### Objective
Copy the records below exactly, leaving out any pictures.

** Begin **

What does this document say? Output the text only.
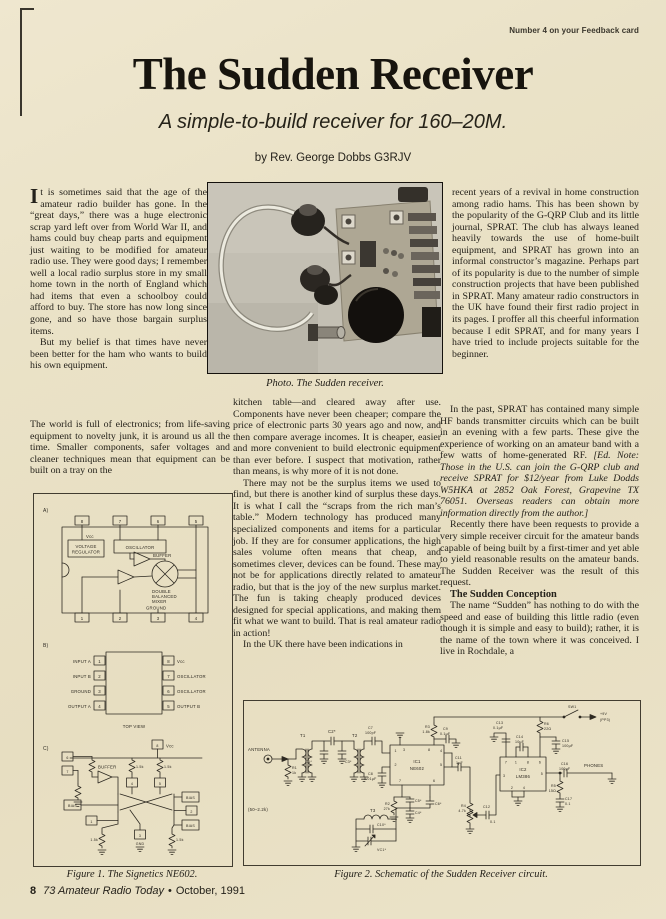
Number 4 on your Feedback card
The Sudden Receiver
A simple-to-build receiver for 160–20M.
by Rev. George Dobbs G3RJV

It is sometimes said that the age of the amateur radio builder has gone. In the “great days,” there was a huge electronic scrap yard left over from World War II, and hams could buy cheap parts and equipment just waiting to be modified for amateur radio use. They were good days; I remember well a local radio surplus store in my small home town in the north of England which had items that even a schoolboy could afford to buy. The store has now long since gone, and so have those bargain surplus items.

But my belief is that times have never been better for the ham who wants to build his own equipment.

The world is full of electronics; from life-saving equipment to novelty junk, it is around us all the time. Smaller components, safer voltages and cleaner techniques mean that equipment can be built on a tray on the

Photo. The Sudden receiver.

kitchen table—and cleared away after use. Components have never been cheaper; compare the price of electronic parts 30 years ago and now, and then compare average incomes. It is cheaper, easier and more convenient to build electronic equipment than ever before. I suspect that motivation, rather than means, is why more of it is not done.

There may not be the surplus items we used to find, but there is another kind of surplus these days. It is what I call the “scraps from the rich man’s table.” Modern technology has produced many specialized components and items for a particular job. If they are for consumer applications, the high sales volume often means that cheap, and sometimes clever, devices can be found. These may not be for applications directly related to amateur radio, but that is the joy of the new surplus market. The fun is taking cheaply produced devices designed for special applications, and making them fit what we want to build. That is real amateur radio in action!

In the UK there have been indications in

recent years of a revival in home construction among radio hams. This has been shown by the popularity of the G-QRP Club and its little journal, SPRAT. The club has always leaned heavily towards the use of home-built equipment, and SPRAT has grown into an informal constructor’s magazine. Perhaps part of its popularity is due to the number of simple construction projects that have been published in SPRAT. Many amateur radio constructors in the UK have found their first radio project in its pages. I proffer all this cheerful information because I edit SPRAT, and for many years I have tried to include projects suitable for the beginner.

In the past, SPRAT has contained many simple HF bands transmitter circuits which can be built in an evening with a few parts. These give the experience of working on an amateur band with a few watts of home-generated RF. [Ed. Note: Those in the U.S. can join the G-QRP club and receive SPRAT for $12/year from Luke Dodds W5HKA at 2852 Oak Forest, Grapevine TX 76051. Overseas readers can obtain more information directly from the author.]

Recently there have been requests to provide a very simple receiver circuit for the amateur bands capable of being built by a first-timer and yet able to yield reasonable results on the amateur bands. The Sudden Receiver was the result of this request.

The Sudden Conception

The name “Sudden” has nothing to do with the speed and ease of building this little radio (even though it is simple and easy to build); rather, it is the name of the town where it was conceived. I live in Rochdale, a

A)
8	7	6	5
1	2	3	4
Vcc
VOLTAGE
REGULATOR
OSCILLATOR
BUFFER
DOUBLE
BALANCED
MIXER
GROUND
B)
1
2
3
4
8
7
6
5
INPUT A
INPUT B
GROUND
OUTPUT A
Vcc
OSCILLATOR
OSCILLATOR
OUTPUT B
TOP VIEW
C)
8 Vcc
6
7
BUFFER	1.5k	1.5k
4	5
BIAS
BIAS
BIAS
2
1
3
GND
1.5k	1.5k
Figure 1. The Signetics NE602.
ANTENNA
(50–2.2k)
R1
1k
T1
C2*
C1*	C3*
T2
C7
100pF
1
2
3	8
7	6
IC1
NE602
C8
0.01µF
R3
1.8k
C9
0.1µF
R2
27k
C5*
C4*
C6*
T3
C10*
VC1*
4
5
C11
1µF
R4
4.7k
C12
0.1
7 1	8	6
3
2	4
5
IC2
LM386
C13
0.1µF
C14
10µF
R6
22Ω
C15
100µF
SW1
+9V
(PP3)
C16
100µF
PHONES
R5
15Ω
C17
0.1
Figure 2. Schematic of the Sudden Receiver circuit.
8 73 Amateur Radio Today • October, 1991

** End **

### Written response
What does this document say? Output the text only.
Number 4 on your Feedback card
The Sudden Receiver
A simple-to-build receiver for 160–20M.
by Rev. George Dobbs G3RJV

It is sometimes said that the age of the amateur radio builder has gone. In the “great days,” there was a huge electronic scrap yard left over from World War II, and hams could buy cheap parts and equipment just waiting to be modified for amateur radio use. They were good days; I remember well a local radio surplus store in my small home town in the north of England which had items that even a schoolboy could afford to buy. The store has now long since gone, and so have those bargain surplus items.

But my belief is that times have never been better for the ham who wants to build his own equipment.

The world is full of electronics; from life-saving equipment to novelty junk, it is around us all the time. Smaller components, safer voltages and cleaner techniques mean that equipment can be built on a tray on the

Photo. The Sudden receiver.

kitchen table—and cleared away after use. Components have never been cheaper; compare the price of electronic parts 30 years ago and now, and then compare average incomes. It is cheaper, easier and more convenient to build electronic equipment than ever before. I suspect that motivation, rather than means, is why more of it is not done.

There may not be the surplus items we used to find, but there is another kind of surplus these days. It is what I call the “scraps from the rich man’s table.” Modern technology has produced many specialized components and items for a particular job. If they are for consumer applications, the high sales volume often means that cheap, and sometimes clever, devices can be found. These may not be for applications directly related to amateur radio, but that is the joy of the new surplus market. The fun is taking cheaply produced devices designed for special applications, and making them fit what we want to build. That is real amateur radio in action!

In the UK there have been indications in

recent years of a revival in home construction among radio hams. This has been shown by the popularity of the G-QRP Club and its little journal, SPRAT. The club has always leaned heavily towards the use of home-built equipment, and SPRAT has grown into an informal constructor’s magazine. Perhaps part of its popularity is due to the number of simple construction projects that have been published in SPRAT. Many amateur radio constructors in the UK have found their first radio project in its pages. I proffer all this cheerful information because I edit SPRAT, and for many years I have tried to include projects suitable for the beginner.

In the past, SPRAT has contained many simple HF bands transmitter circuits which can be built in an evening with a few parts. These give the experience of working on an amateur band with a few watts of home-generated RF. [Ed. Note: Those in the U.S. can join the G-QRP club and receive SPRAT for $12/year from Luke Dodds W5HKA at 2852 Oak Forest, Grapevine TX 76051. Overseas readers can obtain more information directly from the author.]

Recently there have been requests to provide a very simple receiver circuit for the amateur bands capable of being built by a first-timer and yet able to yield reasonable results on the amateur bands. The Sudden Receiver was the result of this request.

The Sudden Conception

The name “Sudden” has nothing to do with the speed and ease of building this little radio (even though it is simple and easy to build); rather, it is the name of the town where it was conceived. I live in Rochdale, a

A)
8	7	6	5
1	2	3	4
Vcc
VOLTAGE
REGULATOR
OSCILLATOR
BUFFER
DOUBLE
BALANCED
MIXER
GROUND
B)
1
2
3
4
8
7
6
5
INPUT A
INPUT B
GROUND
OUTPUT A
Vcc
OSCILLATOR
OSCILLATOR
OUTPUT B
TOP VIEW
C)
8 Vcc
6
7
BUFFER	1.5k	1.5k
4	5
BIAS
BIAS
BIAS
2
1
3
GND
1.5k	1.5k
Figure 1. The Signetics NE602.
ANTENNA
(50–2.2k)
R1
1k
T1
C2*
C1*	C3*
T2
C7
100pF
1
2
3	8
7	6
IC1
NE602
C8
0.01µF
R3
1.8k
C9
0.1µF
R2
27k
C5*
C4*
C6*
T3
C10*
VC1*
4
5
C11
1µF
R4
4.7k
C12
0.1
7 1	8	6
3
2	4
5
IC2
LM386
C13
0.1µF
C14
10µF
R6
22Ω
C15
100µF
SW1
+9V
(PP3)
C16
100µF
PHONES
R5
15Ω
C17
0.1
Figure 2. Schematic of the Sudden Receiver circuit.
8 73 Amateur Radio Today • October, 1991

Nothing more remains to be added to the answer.